### What to work on
Please transcribe the listing below in full and word for word, without its pictures.

### Data records
* Start *
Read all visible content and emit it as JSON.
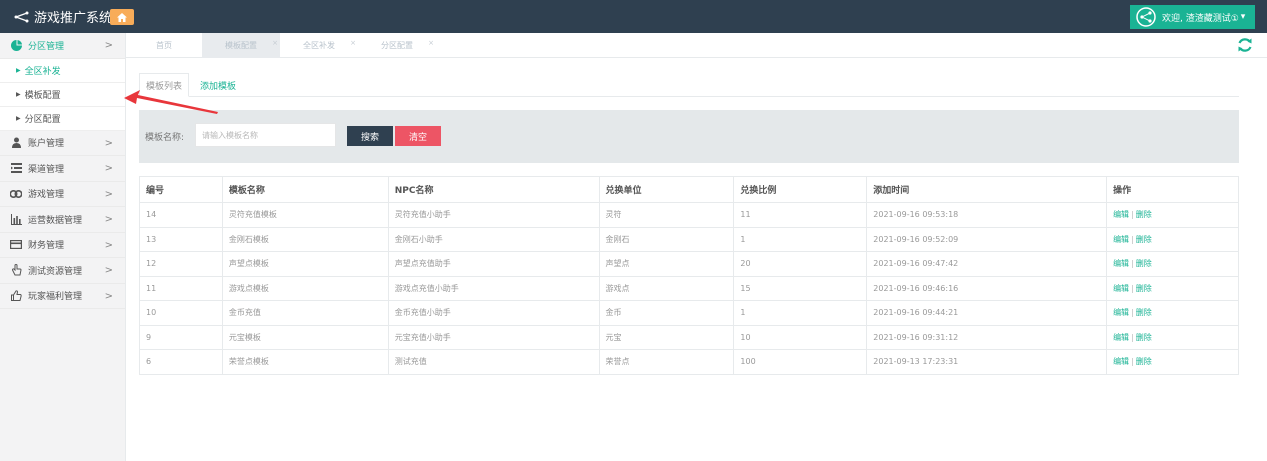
{
  "app": {
    "title": "游戏推广系统"
  },
  "user": {
    "greeting": "欢迎, 渣渣藏测试①",
    "caret": "▾"
  },
  "sidebar": {
    "items": [
      {
        "label": "分区管理",
        "icon": "pie-chart-icon",
        "expanded": true,
        "children": [
          {
            "label": "全区补发",
            "active": true
          },
          {
            "label": "模板配置"
          },
          {
            "label": "分区配置"
          }
        ]
      },
      {
        "label": "账户管理",
        "icon": "user-icon"
      },
      {
        "label": "渠道管理",
        "icon": "list-icon"
      },
      {
        "label": "游戏管理",
        "icon": "gamepad-icon"
      },
      {
        "label": "运营数据管理",
        "icon": "bar-chart-icon"
      },
      {
        "label": "财务管理",
        "icon": "wallet-icon"
      },
      {
        "label": "测试资源管理",
        "icon": "hand-pointer-icon"
      },
      {
        "label": "玩家福利管理",
        "icon": "thumbs-up-icon"
      }
    ],
    "chevron": ">"
  },
  "tabs": [
    {
      "label": "首页",
      "closable": false
    },
    {
      "label": "模板配置",
      "closable": true,
      "active": true
    },
    {
      "label": "全区补发",
      "closable": true
    },
    {
      "label": "分区配置",
      "closable": true
    }
  ],
  "tab_close_glyph": "×",
  "subtabs": [
    {
      "label": "模板列表",
      "active": true
    },
    {
      "label": "添加模板"
    }
  ],
  "search": {
    "label": "模板名称:",
    "placeholder": "请输入模板名称",
    "search_button": "搜索",
    "clear_button": "清空"
  },
  "table": {
    "headers": [
      "编号",
      "模板名称",
      "NPC名称",
      "兑换单位",
      "兑换比例",
      "添加时间",
      "操作"
    ],
    "rows": [
      [
        "14",
        "灵符充值模板",
        "灵符充值小助手",
        "灵符",
        "11",
        "2021-09-16 09:53:18"
      ],
      [
        "13",
        "金刚石模板",
        "金刚石小助手",
        "金刚石",
        "1",
        "2021-09-16 09:52:09"
      ],
      [
        "12",
        "声望点模板",
        "声望点充值助手",
        "声望点",
        "20",
        "2021-09-16 09:47:42"
      ],
      [
        "11",
        "游戏点模板",
        "游戏点充值小助手",
        "游戏点",
        "15",
        "2021-09-16 09:46:16"
      ],
      [
        "10",
        "金币充值",
        "金币充值小助手",
        "金币",
        "1",
        "2021-09-16 09:44:21"
      ],
      [
        "9",
        "元宝模板",
        "元宝充值小助手",
        "元宝",
        "10",
        "2021-09-16 09:31:12"
      ],
      [
        "6",
        "荣誉点模板",
        "测试充值",
        "荣誉点",
        "100",
        "2021-09-13 17:23:31"
      ]
    ],
    "actions": {
      "edit": "编辑",
      "separator": "|",
      "delete": "删除"
    }
  },
  "colors": {
    "topbar": "#2f4050",
    "accent": "#1ab394",
    "danger": "#ed5565",
    "home": "#f8ac59",
    "annotation_arrow": "#e8363b"
  }
}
* End *
### Response
Read all visible content and emit it as JSON.
{
  "app": {
    "title": "游戏推广系统"
  },
  "user": {
    "greeting": "欢迎, 渣渣藏测试①",
    "caret": "▾"
  },
  "sidebar": {
    "items": [
      {
        "label": "分区管理",
        "icon": "pie-chart-icon",
        "expanded": true,
        "children": [
          {
            "label": "全区补发",
            "active": true
          },
          {
            "label": "模板配置"
          },
          {
            "label": "分区配置"
          }
        ]
      },
      {
        "label": "账户管理",
        "icon": "user-icon"
      },
      {
        "label": "渠道管理",
        "icon": "list-icon"
      },
      {
        "label": "游戏管理",
        "icon": "gamepad-icon"
      },
      {
        "label": "运营数据管理",
        "icon": "bar-chart-icon"
      },
      {
        "label": "财务管理",
        "icon": "wallet-icon"
      },
      {
        "label": "测试资源管理",
        "icon": "hand-pointer-icon"
      },
      {
        "label": "玩家福利管理",
        "icon": "thumbs-up-icon"
      }
    ],
    "chevron": ">"
  },
  "tabs": [
    {
      "label": "首页",
      "closable": false
    },
    {
      "label": "模板配置",
      "closable": true,
      "active": true
    },
    {
      "label": "全区补发",
      "closable": true
    },
    {
      "label": "分区配置",
      "closable": true
    }
  ],
  "tab_close_glyph": "×",
  "subtabs": [
    {
      "label": "模板列表",
      "active": true
    },
    {
      "label": "添加模板"
    }
  ],
  "search": {
    "label": "模板名称:",
    "placeholder": "请输入模板名称",
    "search_button": "搜索",
    "clear_button": "清空"
  },
  "table": {
    "headers": [
      "编号",
      "模板名称",
      "NPC名称",
      "兑换单位",
      "兑换比例",
      "添加时间",
      "操作"
    ],
    "rows": [
      [
        "14",
        "灵符充值模板",
        "灵符充值小助手",
        "灵符",
        "11",
        "2021-09-16 09:53:18"
      ],
      [
        "13",
        "金刚石模板",
        "金刚石小助手",
        "金刚石",
        "1",
        "2021-09-16 09:52:09"
      ],
      [
        "12",
        "声望点模板",
        "声望点充值助手",
        "声望点",
        "20",
        "2021-09-16 09:47:42"
      ],
      [
        "11",
        "游戏点模板",
        "游戏点充值小助手",
        "游戏点",
        "15",
        "2021-09-16 09:46:16"
      ],
      [
        "10",
        "金币充值",
        "金币充值小助手",
        "金币",
        "1",
        "2021-09-16 09:44:21"
      ],
      [
        "9",
        "元宝模板",
        "元宝充值小助手",
        "元宝",
        "10",
        "2021-09-16 09:31:12"
      ],
      [
        "6",
        "荣誉点模板",
        "测试充值",
        "荣誉点",
        "100",
        "2021-09-13 17:23:31"
      ]
    ],
    "actions": {
      "edit": "编辑",
      "separator": "|",
      "delete": "删除"
    }
  },
  "colors": {
    "topbar": "#2f4050",
    "accent": "#1ab394",
    "danger": "#ed5565",
    "home": "#f8ac59",
    "annotation_arrow": "#e8363b"
  }
}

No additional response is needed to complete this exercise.